▶ _EXCERPTED TEXT_:
_ _ _ _

Be me

>be me
>be 18
>be going back to highschool because fuck it I'm a leaf and my parents want me to learn shit
>I've got amazing grades and the new highschool is famous for it's drug problem, acceptance was guaranteed
>my path was paved gold for another year
>be doing literally nothing for months but sit on my ass at my craptop all day
>right now I'm glancing between discord and browsing foghorn sound effects for a deep ass song I wanna make
>maybe I'll get some whale sounds too
>the sunset sure is nice
>craptop can't run 10% of the games in my steam library
>whatever
>not like I can be assed to get a new mobo and CPU for the monster machine I bought off my uncle a while ago for about 300 pesos
>he was a mildly rich guy, inherited shares in an oilfield company
>he's really into computers, so he does CAD stuff like mapping out the pipes in big facilities
>obviously he likes vidya too, he upgraded his computer for VR and work, then sold me dual graphics cards, CPU, mobo, and PSU
>after buying a new case and HDD, I got it all together and it wasn't working
>it wouldn't even show the BIOS
>ffs (In retrospect, I didn't check RAM configuration)

_ _ _ _

▶ _EXERCISE INPUT_:
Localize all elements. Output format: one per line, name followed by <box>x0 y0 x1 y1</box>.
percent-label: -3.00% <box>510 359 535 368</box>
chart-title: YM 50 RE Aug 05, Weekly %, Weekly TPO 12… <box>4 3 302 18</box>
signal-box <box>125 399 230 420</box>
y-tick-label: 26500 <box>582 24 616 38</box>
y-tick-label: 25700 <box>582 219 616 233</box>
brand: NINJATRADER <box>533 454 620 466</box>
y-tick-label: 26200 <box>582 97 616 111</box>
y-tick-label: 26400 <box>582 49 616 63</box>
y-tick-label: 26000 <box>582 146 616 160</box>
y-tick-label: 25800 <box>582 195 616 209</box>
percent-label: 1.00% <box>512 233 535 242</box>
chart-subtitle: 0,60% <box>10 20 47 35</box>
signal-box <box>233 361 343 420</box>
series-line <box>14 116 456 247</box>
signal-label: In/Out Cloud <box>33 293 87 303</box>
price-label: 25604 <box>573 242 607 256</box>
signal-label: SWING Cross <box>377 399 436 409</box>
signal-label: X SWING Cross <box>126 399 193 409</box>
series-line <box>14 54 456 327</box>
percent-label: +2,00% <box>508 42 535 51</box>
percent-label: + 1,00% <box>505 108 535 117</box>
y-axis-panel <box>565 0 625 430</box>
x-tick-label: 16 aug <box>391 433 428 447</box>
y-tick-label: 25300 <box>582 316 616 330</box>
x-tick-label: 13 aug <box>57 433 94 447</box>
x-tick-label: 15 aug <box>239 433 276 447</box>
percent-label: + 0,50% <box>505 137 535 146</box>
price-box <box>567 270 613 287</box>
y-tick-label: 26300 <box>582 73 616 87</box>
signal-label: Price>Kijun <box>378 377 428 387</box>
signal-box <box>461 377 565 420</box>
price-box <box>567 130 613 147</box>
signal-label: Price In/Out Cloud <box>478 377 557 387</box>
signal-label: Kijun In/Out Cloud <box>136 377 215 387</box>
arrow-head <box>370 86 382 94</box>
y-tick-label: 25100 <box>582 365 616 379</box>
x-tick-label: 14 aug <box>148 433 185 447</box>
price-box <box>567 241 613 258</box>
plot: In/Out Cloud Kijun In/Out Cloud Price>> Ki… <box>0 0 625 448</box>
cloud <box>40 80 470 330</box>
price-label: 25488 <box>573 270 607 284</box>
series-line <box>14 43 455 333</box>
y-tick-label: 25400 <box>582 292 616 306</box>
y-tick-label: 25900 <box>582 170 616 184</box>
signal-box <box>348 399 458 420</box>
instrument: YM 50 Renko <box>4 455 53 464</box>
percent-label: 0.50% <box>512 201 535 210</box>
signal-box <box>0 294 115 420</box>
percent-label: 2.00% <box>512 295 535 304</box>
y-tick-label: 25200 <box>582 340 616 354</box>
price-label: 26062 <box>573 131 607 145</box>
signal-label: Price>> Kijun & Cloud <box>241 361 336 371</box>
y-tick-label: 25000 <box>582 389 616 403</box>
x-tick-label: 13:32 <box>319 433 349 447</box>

_ _ _ _

▶ _REQUIRED TASK 1_:
In the post, condense the line beginning "obviously he likes vidya too" into a short bulleted list that keeps its main facts.
▶ _REQUIRED TASK 2_:
Extract the rows word for word, beginning at the first row and ending after the row containing "percent-label: + 1,00%".
The post and the rows are independent of each other.

▶ _ANSWER 1_:
- He likes video games too.
- He upgraded his computer for VR and work.
- He then sold me his old dual graphics cards, CPU, motherboard, and PSU.

▶ _ANSWER 2_:
Localize all elements. Output format: one per line, name followed by <box>x0 y0 x1 y1</box>.
percent-label: -3.00% <box>510 359 535 368</box>
chart-title: YM 50 RE Aug 05, Weekly %, Weekly TPO 12… <box>4 3 302 18</box>
signal-box <box>125 399 230 420</box>
y-tick-label: 26500 <box>582 24 616 38</box>
y-tick-label: 25700 <box>582 219 616 233</box>
brand: NINJATRADER <box>533 454 620 466</box>
y-tick-label: 26200 <box>582 97 616 111</box>
y-tick-label: 26400 <box>582 49 616 63</box>
y-tick-label: 26000 <box>582 146 616 160</box>
y-tick-label: 25800 <box>582 195 616 209</box>
percent-label: 1.00% <box>512 233 535 242</box>
chart-subtitle: 0,60% <box>10 20 47 35</box>
signal-box <box>233 361 343 420</box>
series-line <box>14 116 456 247</box>
signal-label: In/Out Cloud <box>33 293 87 303</box>
price-label: 25604 <box>573 242 607 256</box>
signal-label: SWING Cross <box>377 399 436 409</box>
signal-label: X SWING Cross <box>126 399 193 409</box>
series-line <box>14 54 456 327</box>
percent-label: +2,00% <box>508 42 535 51</box>
percent-label: + 1,00% <box>505 108 535 117</box>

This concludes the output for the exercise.